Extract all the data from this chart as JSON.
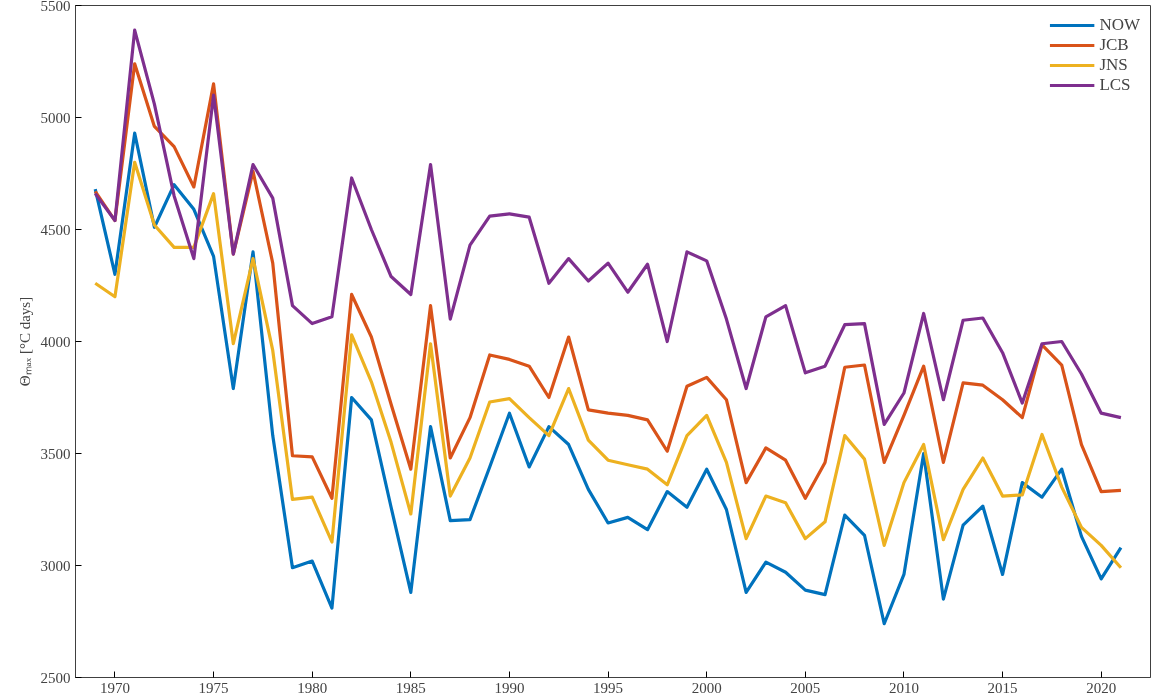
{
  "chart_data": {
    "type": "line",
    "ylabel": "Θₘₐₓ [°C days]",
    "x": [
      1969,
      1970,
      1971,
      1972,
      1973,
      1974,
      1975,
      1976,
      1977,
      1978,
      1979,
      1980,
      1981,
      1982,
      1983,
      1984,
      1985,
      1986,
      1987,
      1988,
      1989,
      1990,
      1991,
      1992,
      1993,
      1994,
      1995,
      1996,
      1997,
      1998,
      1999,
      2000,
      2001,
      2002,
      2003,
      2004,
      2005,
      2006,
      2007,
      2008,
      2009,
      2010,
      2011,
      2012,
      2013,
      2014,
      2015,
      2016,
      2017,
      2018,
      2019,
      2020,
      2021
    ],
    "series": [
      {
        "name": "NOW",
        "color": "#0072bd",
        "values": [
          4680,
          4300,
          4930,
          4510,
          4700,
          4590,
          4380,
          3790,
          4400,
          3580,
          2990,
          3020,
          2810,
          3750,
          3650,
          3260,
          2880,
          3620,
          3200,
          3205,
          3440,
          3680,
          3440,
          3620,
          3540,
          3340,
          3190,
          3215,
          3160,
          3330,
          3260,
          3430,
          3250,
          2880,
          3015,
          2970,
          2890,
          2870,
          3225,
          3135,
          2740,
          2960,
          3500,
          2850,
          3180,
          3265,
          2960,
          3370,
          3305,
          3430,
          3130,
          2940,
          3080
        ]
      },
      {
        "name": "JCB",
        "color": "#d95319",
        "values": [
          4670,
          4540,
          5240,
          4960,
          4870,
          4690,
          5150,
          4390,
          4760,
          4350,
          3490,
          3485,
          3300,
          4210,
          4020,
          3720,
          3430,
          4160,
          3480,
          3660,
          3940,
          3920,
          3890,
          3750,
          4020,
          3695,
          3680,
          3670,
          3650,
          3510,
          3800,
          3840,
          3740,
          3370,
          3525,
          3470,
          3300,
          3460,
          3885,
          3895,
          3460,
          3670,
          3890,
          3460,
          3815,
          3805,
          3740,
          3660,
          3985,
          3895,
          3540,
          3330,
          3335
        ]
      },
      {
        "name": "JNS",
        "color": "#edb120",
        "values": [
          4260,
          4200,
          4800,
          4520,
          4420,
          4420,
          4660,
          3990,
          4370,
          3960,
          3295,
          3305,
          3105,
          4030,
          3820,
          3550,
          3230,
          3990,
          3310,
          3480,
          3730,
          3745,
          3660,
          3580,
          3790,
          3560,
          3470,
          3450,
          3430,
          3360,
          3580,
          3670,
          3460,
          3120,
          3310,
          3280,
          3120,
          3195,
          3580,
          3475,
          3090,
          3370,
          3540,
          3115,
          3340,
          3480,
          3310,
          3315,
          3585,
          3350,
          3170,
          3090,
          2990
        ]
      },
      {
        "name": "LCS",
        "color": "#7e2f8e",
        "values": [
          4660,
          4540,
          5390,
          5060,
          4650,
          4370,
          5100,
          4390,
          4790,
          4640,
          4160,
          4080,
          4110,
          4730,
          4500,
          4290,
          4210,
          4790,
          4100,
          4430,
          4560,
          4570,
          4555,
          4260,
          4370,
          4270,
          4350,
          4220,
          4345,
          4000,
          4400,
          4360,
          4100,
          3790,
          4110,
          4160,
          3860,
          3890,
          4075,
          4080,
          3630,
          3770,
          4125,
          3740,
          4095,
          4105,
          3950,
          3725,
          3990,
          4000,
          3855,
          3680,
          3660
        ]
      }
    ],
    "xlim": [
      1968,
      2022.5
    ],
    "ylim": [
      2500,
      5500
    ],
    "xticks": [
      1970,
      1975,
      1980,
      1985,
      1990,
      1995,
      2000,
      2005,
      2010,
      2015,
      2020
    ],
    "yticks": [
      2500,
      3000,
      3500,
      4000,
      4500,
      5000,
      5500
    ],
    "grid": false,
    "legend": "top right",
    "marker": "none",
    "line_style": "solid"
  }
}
○ ○ ○ ○ ○ ○ ○
■ WHAT IS BEING ASKED
Without including any picture, retype the entries exactly.

■ EXERCISE RESPONSE
Extract all the data from this chart as JSON.
{
  "chart_data": {
    "type": "line",
    "ylabel": "Θₘₐₓ [°C days]",
    "x": [
      1969,
      1970,
      1971,
      1972,
      1973,
      1974,
      1975,
      1976,
      1977,
      1978,
      1979,
      1980,
      1981,
      1982,
      1983,
      1984,
      1985,
      1986,
      1987,
      1988,
      1989,
      1990,
      1991,
      1992,
      1993,
      1994,
      1995,
      1996,
      1997,
      1998,
      1999,
      2000,
      2001,
      2002,
      2003,
      2004,
      2005,
      2006,
      2007,
      2008,
      2009,
      2010,
      2011,
      2012,
      2013,
      2014,
      2015,
      2016,
      2017,
      2018,
      2019,
      2020,
      2021
    ],
    "series": [
      {
        "name": "NOW",
        "color": "#0072bd",
        "values": [
          4680,
          4300,
          4930,
          4510,
          4700,
          4590,
          4380,
          3790,
          4400,
          3580,
          2990,
          3020,
          2810,
          3750,
          3650,
          3260,
          2880,
          3620,
          3200,
          3205,
          3440,
          3680,
          3440,
          3620,
          3540,
          3340,
          3190,
          3215,
          3160,
          3330,
          3260,
          3430,
          3250,
          2880,
          3015,
          2970,
          2890,
          2870,
          3225,
          3135,
          2740,
          2960,
          3500,
          2850,
          3180,
          3265,
          2960,
          3370,
          3305,
          3430,
          3130,
          2940,
          3080
        ]
      },
      {
        "name": "JCB",
        "color": "#d95319",
        "values": [
          4670,
          4540,
          5240,
          4960,
          4870,
          4690,
          5150,
          4390,
          4760,
          4350,
          3490,
          3485,
          3300,
          4210,
          4020,
          3720,
          3430,
          4160,
          3480,
          3660,
          3940,
          3920,
          3890,
          3750,
          4020,
          3695,
          3680,
          3670,
          3650,
          3510,
          3800,
          3840,
          3740,
          3370,
          3525,
          3470,
          3300,
          3460,
          3885,
          3895,
          3460,
          3670,
          3890,
          3460,
          3815,
          3805,
          3740,
          3660,
          3985,
          3895,
          3540,
          3330,
          3335
        ]
      },
      {
        "name": "JNS",
        "color": "#edb120",
        "values": [
          4260,
          4200,
          4800,
          4520,
          4420,
          4420,
          4660,
          3990,
          4370,
          3960,
          3295,
          3305,
          3105,
          4030,
          3820,
          3550,
          3230,
          3990,
          3310,
          3480,
          3730,
          3745,
          3660,
          3580,
          3790,
          3560,
          3470,
          3450,
          3430,
          3360,
          3580,
          3670,
          3460,
          3120,
          3310,
          3280,
          3120,
          3195,
          3580,
          3475,
          3090,
          3370,
          3540,
          3115,
          3340,
          3480,
          3310,
          3315,
          3585,
          3350,
          3170,
          3090,
          2990
        ]
      },
      {
        "name": "LCS",
        "color": "#7e2f8e",
        "values": [
          4660,
          4540,
          5390,
          5060,
          4650,
          4370,
          5100,
          4390,
          4790,
          4640,
          4160,
          4080,
          4110,
          4730,
          4500,
          4290,
          4210,
          4790,
          4100,
          4430,
          4560,
          4570,
          4555,
          4260,
          4370,
          4270,
          4350,
          4220,
          4345,
          4000,
          4400,
          4360,
          4100,
          3790,
          4110,
          4160,
          3860,
          3890,
          4075,
          4080,
          3630,
          3770,
          4125,
          3740,
          4095,
          4105,
          3950,
          3725,
          3990,
          4000,
          3855,
          3680,
          3660
        ]
      }
    ],
    "xlim": [
      1968,
      2022.5
    ],
    "ylim": [
      2500,
      5500
    ],
    "xticks": [
      1970,
      1975,
      1980,
      1985,
      1990,
      1995,
      2000,
      2005,
      2010,
      2015,
      2020
    ],
    "yticks": [
      2500,
      3000,
      3500,
      4000,
      4500,
      5000,
      5500
    ],
    "grid": false,
    "legend": "top right",
    "marker": "none",
    "line_style": "solid"
  }
}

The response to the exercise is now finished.